### PROBLEM TO WORK ON
Return the material starting at the line that contains "clear-icon[interactable] [61, 189, 76, 204]" and ending at the line that contains "error-icon[interactable]: ✕ [748, 164, 760, 176]", both included, copying each line with no changes.

————————

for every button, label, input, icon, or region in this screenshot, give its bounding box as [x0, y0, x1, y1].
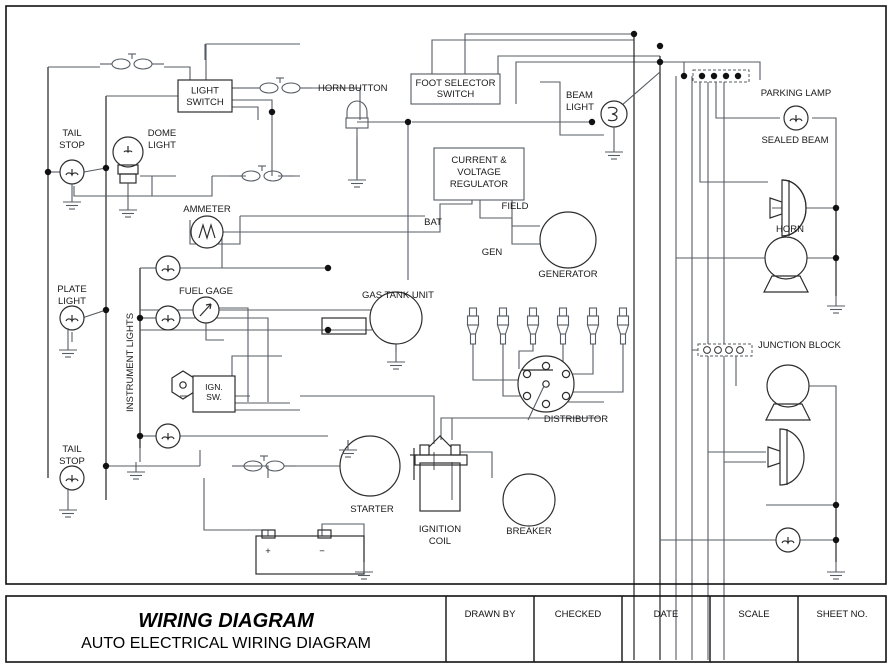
- field-terminal-label: FIELD: [502, 201, 529, 212]
- tail-stop-lower-label-1: TAIL: [62, 444, 81, 455]
- instrument-lights-label: INSTRUMENT LIGHTS: [125, 313, 136, 412]
- horn-ground: [826, 295, 846, 314]
- tail-stop-lower: TAIL STOP: [58, 444, 85, 518]
- spark-plug-group: [466, 307, 630, 345]
- parking-lamp: PARKING LAMP: [761, 88, 832, 131]
- junction-block-label: JUNCTION BLOCK: [758, 340, 842, 351]
- horn-device: HORN: [763, 224, 809, 293]
- distributor: DISTRIBUTOR: [517, 355, 608, 425]
- gen-terminal-label: GEN: [482, 247, 503, 258]
- tail-stop-upper-label-1: TAIL: [62, 128, 81, 139]
- title-block: WIRING DIAGRAM AUTO ELECTRICAL WIRING DI…: [5, 595, 887, 663]
- dome-light-label-2: LIGHT: [148, 140, 176, 151]
- fuel-gage-label: FUEL GAGE: [179, 286, 233, 297]
- breaker: BREAKER: [502, 473, 556, 537]
- instrument-lights-group: INSTRUMENT LIGHTS: [125, 255, 181, 480]
- beam-light-indicator: BEAM LIGHT: [566, 90, 628, 160]
- plate-light: PLATE LIGHT: [57, 284, 87, 358]
- light-switch[interactable]: LIGHT SWITCH: [177, 79, 233, 113]
- title-block-col-header-date: DATE: [654, 609, 679, 620]
- light-switch-label-2: SWITCH: [186, 97, 224, 108]
- regulator-label-3: REGULATOR: [450, 179, 508, 190]
- current-voltage-regulator: CURRENT & VOLTAGE REGULATOR: [433, 147, 525, 201]
- plate-light-label-1: PLATE: [57, 284, 86, 295]
- bat-terminal-label: BAT: [424, 217, 442, 228]
- title-block-col-header-scale: SCALE: [738, 609, 769, 620]
- title-block-subtitle: AUTO ELECTRICAL WIRING DIAGRAM: [81, 635, 371, 652]
- regulator-label-1: CURRENT &: [451, 155, 507, 166]
- horn-device-lower: [765, 364, 811, 421]
- rear-lamp-bottom-right: [775, 527, 801, 553]
- ignition-coil-label-1: IGNITION: [419, 524, 461, 535]
- sealed-beam-lower: [767, 428, 805, 486]
- battery: + −: [255, 529, 365, 575]
- regulator-label-2: VOLTAGE: [457, 167, 500, 178]
- ignition-coil: IGNITION COIL: [410, 435, 468, 547]
- foot-selector-switch[interactable]: FOOT SELECTOR SWITCH: [410, 73, 501, 105]
- battery-ground: [354, 561, 374, 580]
- junction-block-top: [692, 69, 750, 83]
- fuse-symbol-starter: [231, 455, 297, 472]
- wiring-diagram-canvas: LIGHT SWITCH FOOT SELECTOR SWITCH HORN B…: [5, 5, 887, 663]
- tail-stop-upper-label-2: STOP: [59, 140, 85, 151]
- starter-label: STARTER: [350, 504, 394, 515]
- sealed-beam-upper: SEALED BEAM: [761, 135, 829, 237]
- title-block-col-header-checked: CHECKED: [555, 609, 602, 620]
- ignition-switch[interactable]: IGN. SW.: [171, 370, 236, 413]
- sealed-beam-label: SEALED BEAM: [761, 135, 828, 146]
- title-block-col-header-sheet-no: SHEET NO.: [816, 609, 867, 620]
- tail-stop-upper: TAIL STOP: [59, 128, 85, 210]
- horn-label: HORN: [776, 224, 804, 235]
- breaker-label: BREAKER: [506, 526, 552, 537]
- battery-positive-label: +: [265, 546, 271, 557]
- title-block-title: WIRING DIAGRAM: [138, 610, 315, 632]
- junction-block-right: JUNCTION BLOCK: [697, 340, 842, 357]
- gas-tank-unit-label: GAS TANK UNIT: [362, 290, 434, 301]
- wiring-diagram-page: LIGHT SWITCH FOOT SELECTOR SWITCH HORN B…: [0, 0, 892, 669]
- horn-button-label: HORN BUTTON: [318, 83, 388, 94]
- plate-light-label-2: LIGHT: [58, 296, 86, 307]
- dome-light: DOME LIGHT: [112, 128, 177, 218]
- fuse-symbol-dome-light: [229, 165, 295, 182]
- beam-light-label-1: BEAM: [566, 90, 593, 101]
- beam-light-label-2: LIGHT: [566, 102, 594, 113]
- battery-negative-label: −: [319, 546, 325, 557]
- fuse-symbol-light-switch-right: [247, 77, 313, 94]
- title-block-col-header-drawn-by: DRAWN BY: [465, 609, 517, 620]
- dome-light-label-1: DOME: [148, 128, 177, 139]
- tail-stop-lower-label-2: STOP: [59, 456, 85, 467]
- foot-selector-switch-label-2: SWITCH: [437, 89, 475, 100]
- distributor-label: DISTRIBUTOR: [544, 414, 608, 425]
- generator-label: GENERATOR: [538, 269, 597, 280]
- ignition-switch-label-1: IGN.: [205, 382, 223, 392]
- generator: GENERATOR: [538, 211, 598, 280]
- starter: STARTER: [339, 435, 401, 515]
- ignition-switch-label-2: SW.: [206, 392, 222, 402]
- parking-lamp-label: PARKING LAMP: [761, 88, 832, 99]
- bottom-right-ground: [826, 561, 846, 580]
- ammeter-label: AMMETER: [183, 204, 231, 215]
- light-switch-label-1: LIGHT: [191, 86, 219, 97]
- horn-button[interactable]: HORN BUTTON: [318, 83, 388, 188]
- foot-selector-switch-label-1: FOOT SELECTOR: [416, 78, 496, 89]
- fuse-symbol-top-left: [99, 53, 165, 70]
- ignition-coil-label-2: COIL: [429, 536, 451, 547]
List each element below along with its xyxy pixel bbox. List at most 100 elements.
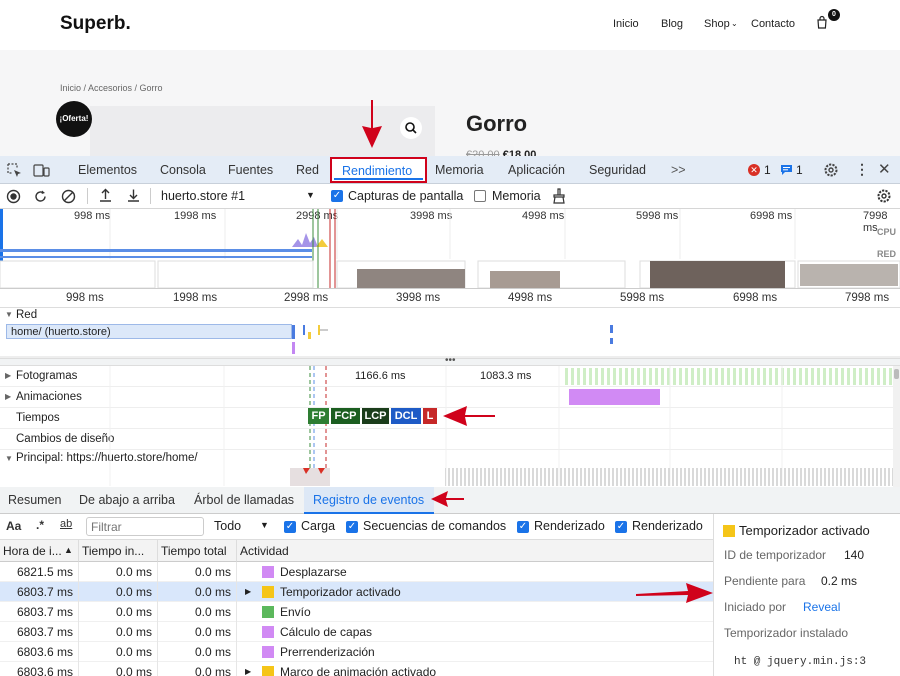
clear-icon[interactable] [61, 189, 76, 204]
record-icon[interactable] [6, 189, 21, 204]
message-icon[interactable] [780, 164, 793, 176]
split-resizer[interactable]: ••• [0, 355, 900, 366]
error-icon[interactable]: ✕ [748, 164, 760, 176]
tab-seguridad[interactable]: Seguridad [589, 163, 646, 177]
carga-checkbox[interactable]: ✓ [284, 521, 296, 533]
tab-registro-de-eventos[interactable]: Registro de eventos [304, 487, 434, 514]
filter-input[interactable] [86, 517, 204, 536]
tab-red[interactable]: Red [296, 163, 319, 177]
table-row[interactable]: 6803.6 ms 0.0 ms 0.0 ms Prerrenderización [0, 642, 713, 662]
nav-inicio[interactable]: Inicio [613, 18, 639, 30]
event-log-filter-bar: Aa .* ab Todo ▼ ✓ Carga ✓ Secuencias de … [0, 514, 713, 540]
ruler-tick: 4998 ms [508, 292, 553, 304]
timing-mark-fcp[interactable]: FCP [331, 408, 360, 424]
tab-fuentes[interactable]: Fuentes [228, 163, 273, 177]
timeline-overview[interactable]: 998 ms 1998 ms 2998 ms 3998 ms 4998 ms 5… [0, 209, 900, 289]
pending-label: Pendiente para [724, 574, 806, 588]
download-icon[interactable] [126, 188, 141, 204]
chevron-down-icon: ⌄ [731, 19, 738, 28]
regex-icon[interactable]: .* [36, 518, 44, 532]
sale-badge: ¡Oferta! [56, 101, 92, 137]
whole-word-icon[interactable]: ab [60, 518, 72, 530]
tab-de-abajo-a-arriba[interactable]: De abajo a arriba [79, 493, 175, 507]
tab-elementos[interactable]: Elementos [78, 163, 137, 177]
tab-resumen[interactable]: Resumen [8, 493, 62, 507]
rendering-label: Renderizado [534, 519, 605, 533]
timing-mark-fp[interactable]: FP [308, 408, 329, 424]
inspect-element-icon[interactable] [7, 163, 22, 178]
table-row[interactable]: 6803.7 ms 0.0 ms 0.0 ms Cálculo de capas [0, 622, 713, 642]
pending-value: 0.2 ms [821, 574, 858, 588]
details-title: Temporizador activado [739, 523, 870, 538]
site-logo[interactable]: Superb. [60, 13, 131, 35]
cell-self-time: 0.0 ms [115, 645, 152, 659]
website-preview: Superb. Inicio Blog Shop ⌄ Contacto 0 In… [0, 0, 900, 161]
ruler-tick: 998 ms [66, 292, 104, 304]
nav-shop[interactable]: Shop [704, 18, 730, 30]
timer-id-label: ID de temporizador [724, 548, 827, 562]
toolbar-divider [150, 188, 151, 204]
scrollbar-thumb[interactable] [894, 369, 899, 379]
filter-select[interactable]: Todo ▼ [214, 519, 269, 533]
timing-mark-dcl[interactable]: DCL [391, 408, 421, 424]
cell-activity: Desplazarse [280, 565, 347, 579]
annotation-arrow-right-icon [636, 583, 713, 603]
tab-aplicacion[interactable]: Aplicación [508, 163, 565, 177]
timing-mark-lcp[interactable]: LCP [362, 408, 389, 424]
cart-count-badge: 0 [828, 9, 840, 21]
device-toolbar-icon[interactable] [33, 163, 50, 178]
tracks-scrollbar[interactable] [893, 366, 900, 487]
ruler-tick: 3998 ms [396, 292, 441, 304]
table-row[interactable]: 6803.7 ms 0.0 ms 0.0 ms Envío [0, 602, 713, 622]
initiator-link[interactable]: Reveal [803, 600, 840, 614]
tab-arbol-de-llamadas[interactable]: Árbol de llamadas [194, 493, 294, 507]
tab-consola[interactable]: Consola [160, 163, 206, 177]
table-row[interactable]: 6821.5 ms 0.0 ms 0.0 ms Desplazarse [0, 562, 713, 582]
breadcrumb[interactable]: Inicio / Accesorios / Gorro [60, 83, 163, 93]
match-case-icon[interactable]: Aa [6, 519, 21, 533]
column-total-time[interactable]: Tiempo total [158, 540, 237, 562]
kebab-menu-icon[interactable]: ⋮ [855, 161, 869, 178]
tab-memoria[interactable]: Memoria [435, 163, 484, 177]
event-details-panel: Temporizador activado ID de temporizador… [713, 514, 900, 676]
cell-activity: Envío [280, 605, 311, 619]
garbage-collect-icon[interactable] [552, 188, 566, 204]
screenshots-checkbox[interactable]: ✓ [331, 190, 343, 202]
close-icon[interactable]: ✕ [878, 160, 891, 178]
gear-icon[interactable] [823, 162, 839, 178]
cell-start-time: 6803.7 ms [16, 605, 73, 619]
tab-rendimiento-label: Rendimiento [342, 164, 413, 178]
cart-icon[interactable] [815, 15, 829, 29]
expand-triangle-icon[interactable]: ▶ [245, 667, 251, 676]
scripting-checkbox[interactable]: ✓ [346, 521, 358, 533]
annotation-arrow-left-icon [443, 406, 495, 426]
event-color-swatch [723, 525, 735, 537]
capture-settings-gear-icon[interactable] [876, 188, 892, 204]
cell-start-time: 6803.6 ms [16, 665, 73, 676]
upload-icon[interactable] [98, 188, 113, 204]
painting-checkbox[interactable]: ✓ [615, 521, 627, 533]
column-self-time[interactable]: Tiempo in... [79, 540, 158, 562]
table-row[interactable]: 6803.6 ms 0.0 ms 0.0 ms ▶ Marco de animación… [0, 662, 713, 676]
rendering-checkbox[interactable]: ✓ [517, 521, 529, 533]
cell-start-time: 6803.6 ms [16, 645, 73, 659]
expand-triangle-icon[interactable]: ▶ [245, 587, 251, 596]
timing-mark-load[interactable]: L [423, 408, 437, 424]
active-tab-indicator [334, 178, 423, 180]
tab-rendimiento[interactable]: Rendimiento [330, 157, 427, 183]
annotation-arrow-down-icon [362, 100, 382, 148]
overview-chart [0, 209, 900, 288]
more-tabs-button[interactable]: >> [671, 163, 686, 177]
memory-checkbox[interactable] [474, 190, 486, 202]
reload-record-icon[interactable] [33, 189, 48, 204]
activity-color-swatch [262, 586, 274, 598]
profile-select[interactable]: huerto.store #1 ▼ [161, 189, 321, 204]
nav-contacto[interactable]: Contacto [751, 18, 795, 30]
network-track[interactable]: ▼ Red home/ (huerto.store) [0, 308, 900, 358]
column-start-time[interactable]: Hora de i... ▲ [0, 540, 79, 562]
column-activity[interactable]: Actividad [237, 540, 713, 562]
table-row[interactable]: 6803.7 ms 0.0 ms 0.0 ms ▶ Temporizador activ… [0, 582, 713, 602]
stack-frame-link[interactable]: ht @ jquery.min.js:3 [734, 656, 866, 668]
zoom-button[interactable] [400, 117, 422, 139]
nav-blog[interactable]: Blog [661, 18, 683, 30]
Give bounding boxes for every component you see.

————————

### TASK OUTPUT
clear-icon[interactable] [61, 189, 76, 204]
record-icon[interactable] [6, 189, 21, 204]
message-icon[interactable] [780, 164, 793, 176]
split-resizer[interactable]: ••• [0, 355, 900, 366]
error-icon[interactable]: ✕ [748, 164, 760, 176]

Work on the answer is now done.